- Fragmento citado
En el mercado farmacéutico se comercializan diferentes presentaciones: cremas, lociones, geles, barras, aerosoles, bálsamos labiales, etc.

Los filtros solares pueden ser físicos, químicos y biológicos.

Filtros físicos o totales

Son compuestos de naturaleza inorgánica. Actúan desviando, reflejando y/o dispersando la radiación solar. Se da un efecto de apantallamiento frente los rayos UV e IR. Antiguamente eran los que daban un tono blanquecino de la piel (efecto no deseado). Ahora ha desaparecido el problema, ya que se fabrican en forma de polvos micronizados (tamaño de partícula de 10-50 nm). Las sustancias más utilizadas son el dióxido de titanio y el óxido de cinc.

Filtros químicos o parciales

Son compuestos orgánicos aromáticos. Actúan absorbiendo selectivamente los rayos solares y haciendo variar su estructura. Con ello se elimina su peligrosidad. Son selectivos a los rayos UVA A y UVA B. Están condicionados por la longitud de onda que la molécula sea capaz de absorber. Algunas sustancias frecuentemente utilizadas son los paraaminobenzoatos y derivados, cinamatos, oxibenzonas, etc.

La fotoprotección ocular es muy importante, ya que a diferencia de la fotoprotección cutánea, el ojo no es capaz de generar mecanismos de defensa naturales como hace la piel

Filtros biológicos

Son de origen natural. Actúan absorbiendo o neutralizando los efectos negativos de las radiaciones solares (efecto antioxidante y secuestradores de radicales libres). Se utilizan con elevada frecuencia el aceite de sésamo, aguacate, germen de trigo, etc.

Las características que deben incluir los filtros solares son las siguientes:

• Seguros y eficaces.

• Inocuos (no han de causar reacciones de hipersensibilidad).

• Disponer de buena tolerancia cutánea.

• Inodoros e insípidos. Nunca han de teñir la piel.

• Contar con un buen poder de penetración.

• Compatibles con los excipientes cosméticos más frecuentes.

Hoy día se está investigando para obtener nuevos productos fabricados a base de mezclas de los compuestos antes citados, que darían una amplia protección frente a las radiaciones solares.

- Datos de entrada
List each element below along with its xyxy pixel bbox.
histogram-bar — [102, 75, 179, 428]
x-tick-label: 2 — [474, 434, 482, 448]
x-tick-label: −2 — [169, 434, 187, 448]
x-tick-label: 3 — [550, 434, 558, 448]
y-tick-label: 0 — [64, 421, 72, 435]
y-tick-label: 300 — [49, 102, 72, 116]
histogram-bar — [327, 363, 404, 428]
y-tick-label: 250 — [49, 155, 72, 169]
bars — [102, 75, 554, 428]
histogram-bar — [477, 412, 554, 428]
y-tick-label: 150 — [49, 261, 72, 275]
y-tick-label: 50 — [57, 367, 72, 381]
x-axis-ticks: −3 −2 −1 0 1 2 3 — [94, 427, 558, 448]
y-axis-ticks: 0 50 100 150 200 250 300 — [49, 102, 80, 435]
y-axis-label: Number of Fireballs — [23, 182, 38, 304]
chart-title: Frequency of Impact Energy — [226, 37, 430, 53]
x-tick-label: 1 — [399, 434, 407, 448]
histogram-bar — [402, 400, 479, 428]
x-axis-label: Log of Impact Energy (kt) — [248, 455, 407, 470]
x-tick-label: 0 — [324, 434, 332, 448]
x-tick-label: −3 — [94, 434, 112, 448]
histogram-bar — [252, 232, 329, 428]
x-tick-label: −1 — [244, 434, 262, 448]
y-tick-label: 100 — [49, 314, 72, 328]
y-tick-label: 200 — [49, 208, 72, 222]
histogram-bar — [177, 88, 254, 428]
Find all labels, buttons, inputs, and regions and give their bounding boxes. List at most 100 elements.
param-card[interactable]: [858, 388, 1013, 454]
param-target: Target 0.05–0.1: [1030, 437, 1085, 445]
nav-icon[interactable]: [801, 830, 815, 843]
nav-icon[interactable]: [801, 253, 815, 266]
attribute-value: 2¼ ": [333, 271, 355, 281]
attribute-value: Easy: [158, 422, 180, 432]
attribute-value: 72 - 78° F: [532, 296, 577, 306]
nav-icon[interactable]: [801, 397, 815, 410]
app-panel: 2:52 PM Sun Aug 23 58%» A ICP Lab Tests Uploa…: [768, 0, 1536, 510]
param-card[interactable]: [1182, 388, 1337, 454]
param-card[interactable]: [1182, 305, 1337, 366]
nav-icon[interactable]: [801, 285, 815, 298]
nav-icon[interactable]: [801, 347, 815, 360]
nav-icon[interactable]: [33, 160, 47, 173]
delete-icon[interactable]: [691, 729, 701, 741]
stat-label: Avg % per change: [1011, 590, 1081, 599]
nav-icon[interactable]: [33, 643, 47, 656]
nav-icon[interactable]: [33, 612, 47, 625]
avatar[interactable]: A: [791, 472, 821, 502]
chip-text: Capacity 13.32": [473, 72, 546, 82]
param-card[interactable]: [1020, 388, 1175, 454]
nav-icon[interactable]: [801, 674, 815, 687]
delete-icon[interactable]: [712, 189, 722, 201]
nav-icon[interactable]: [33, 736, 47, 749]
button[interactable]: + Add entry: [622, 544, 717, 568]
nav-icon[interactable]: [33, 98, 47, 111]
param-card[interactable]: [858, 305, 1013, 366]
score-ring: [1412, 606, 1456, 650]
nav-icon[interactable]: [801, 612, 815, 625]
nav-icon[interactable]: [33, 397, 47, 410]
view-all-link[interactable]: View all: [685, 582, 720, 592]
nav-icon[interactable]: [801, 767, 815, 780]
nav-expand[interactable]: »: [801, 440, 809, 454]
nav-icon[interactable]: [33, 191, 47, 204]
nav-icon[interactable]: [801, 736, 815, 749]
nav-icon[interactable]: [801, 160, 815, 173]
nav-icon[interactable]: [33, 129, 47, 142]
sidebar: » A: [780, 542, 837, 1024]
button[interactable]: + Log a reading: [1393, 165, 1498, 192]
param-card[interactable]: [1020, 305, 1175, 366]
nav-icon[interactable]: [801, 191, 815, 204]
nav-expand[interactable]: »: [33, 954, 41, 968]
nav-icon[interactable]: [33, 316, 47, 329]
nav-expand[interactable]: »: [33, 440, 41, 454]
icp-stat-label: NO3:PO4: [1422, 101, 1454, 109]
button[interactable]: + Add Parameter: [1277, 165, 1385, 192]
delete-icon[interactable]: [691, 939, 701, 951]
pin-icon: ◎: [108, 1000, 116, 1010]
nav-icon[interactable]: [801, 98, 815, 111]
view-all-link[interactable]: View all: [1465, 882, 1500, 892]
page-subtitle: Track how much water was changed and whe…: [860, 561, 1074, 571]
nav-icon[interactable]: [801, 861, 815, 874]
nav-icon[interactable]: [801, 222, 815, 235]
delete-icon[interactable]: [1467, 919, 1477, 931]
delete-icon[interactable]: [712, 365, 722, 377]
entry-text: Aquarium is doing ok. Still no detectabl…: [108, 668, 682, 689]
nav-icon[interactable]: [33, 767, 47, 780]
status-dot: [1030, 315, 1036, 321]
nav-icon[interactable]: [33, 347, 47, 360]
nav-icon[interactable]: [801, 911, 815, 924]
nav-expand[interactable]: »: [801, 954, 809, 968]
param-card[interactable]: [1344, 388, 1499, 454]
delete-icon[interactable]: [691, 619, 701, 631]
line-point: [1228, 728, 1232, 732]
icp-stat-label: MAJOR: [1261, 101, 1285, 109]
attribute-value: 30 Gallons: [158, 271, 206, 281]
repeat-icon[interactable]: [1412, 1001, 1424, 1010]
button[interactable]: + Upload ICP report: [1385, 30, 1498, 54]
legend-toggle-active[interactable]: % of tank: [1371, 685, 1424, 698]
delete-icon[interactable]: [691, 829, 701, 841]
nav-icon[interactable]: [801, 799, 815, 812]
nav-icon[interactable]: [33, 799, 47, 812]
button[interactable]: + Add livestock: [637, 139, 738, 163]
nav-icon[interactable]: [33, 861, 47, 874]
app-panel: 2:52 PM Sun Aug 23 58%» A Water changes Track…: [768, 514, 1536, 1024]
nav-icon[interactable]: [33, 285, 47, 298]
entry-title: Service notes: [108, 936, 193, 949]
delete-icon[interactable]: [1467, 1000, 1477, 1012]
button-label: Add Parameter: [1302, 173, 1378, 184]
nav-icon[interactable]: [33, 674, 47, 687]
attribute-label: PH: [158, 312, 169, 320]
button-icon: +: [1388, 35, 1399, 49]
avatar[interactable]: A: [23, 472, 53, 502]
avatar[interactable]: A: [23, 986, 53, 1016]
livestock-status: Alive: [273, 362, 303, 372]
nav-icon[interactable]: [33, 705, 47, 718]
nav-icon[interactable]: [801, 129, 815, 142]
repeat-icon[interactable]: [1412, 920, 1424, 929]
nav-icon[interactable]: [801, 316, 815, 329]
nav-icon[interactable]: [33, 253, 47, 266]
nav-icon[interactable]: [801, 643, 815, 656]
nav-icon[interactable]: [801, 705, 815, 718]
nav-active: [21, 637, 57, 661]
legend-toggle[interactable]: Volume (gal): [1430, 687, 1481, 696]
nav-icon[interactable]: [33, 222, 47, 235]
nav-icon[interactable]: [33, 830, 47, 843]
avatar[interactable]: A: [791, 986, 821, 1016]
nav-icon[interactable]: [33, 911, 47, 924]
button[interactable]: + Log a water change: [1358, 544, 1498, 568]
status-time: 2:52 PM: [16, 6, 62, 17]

- Tareas pendientes
1) Cita del texto sobre los filtros solares el fragmento que empieza con "Son de origen" y sigue hasta "Seguros y eficaces.".
2) Por favor, prolonga el texto sobre los filtros solares a partir de su última oración.

- Respuestas a continuación
1)
Son de origen natural. Actúan absorbiendo o neutralizando los efectos negativos de las radiaciones solares (efecto antioxidante y secuestradores de radicales libres). Se utilizan con elevada frecuencia el aceite de sésamo, aguacate, germen de trigo, etc.

Las características que deben incluir los filtros solares son las siguientes:

• Seguros y eficaces.

2)
Fotoprotección ocular

No hemos de relacionar el término fotoprotección exclusivamente como la manera de proteger nuestra piel ante las radiaciones solares. Este término también incluye la fotoprotección ocular. Ésta es muy importante, ya que a diferencia de la fotoprotección cutánea, el ojo no es capaz de generar mecanismos de defensa naturales como hace la piel.

Las radiaciones solares pueden causar efectos agudos o inmediatos y efectos a largo plazo. Los agudos pueden aparecer a las pocas horas y desaparecer en 1-2 días. Los efectos agudos más frecuentes son la conjuntivitis y la queratitis (úlcera corneal). Los efectos que se dan a largo plazo son las cataratas, el pterigión (tejido opaco blanquecino que se forma en la córnea) y el cáncer de la conjuntiva. Este último es poco frecuente.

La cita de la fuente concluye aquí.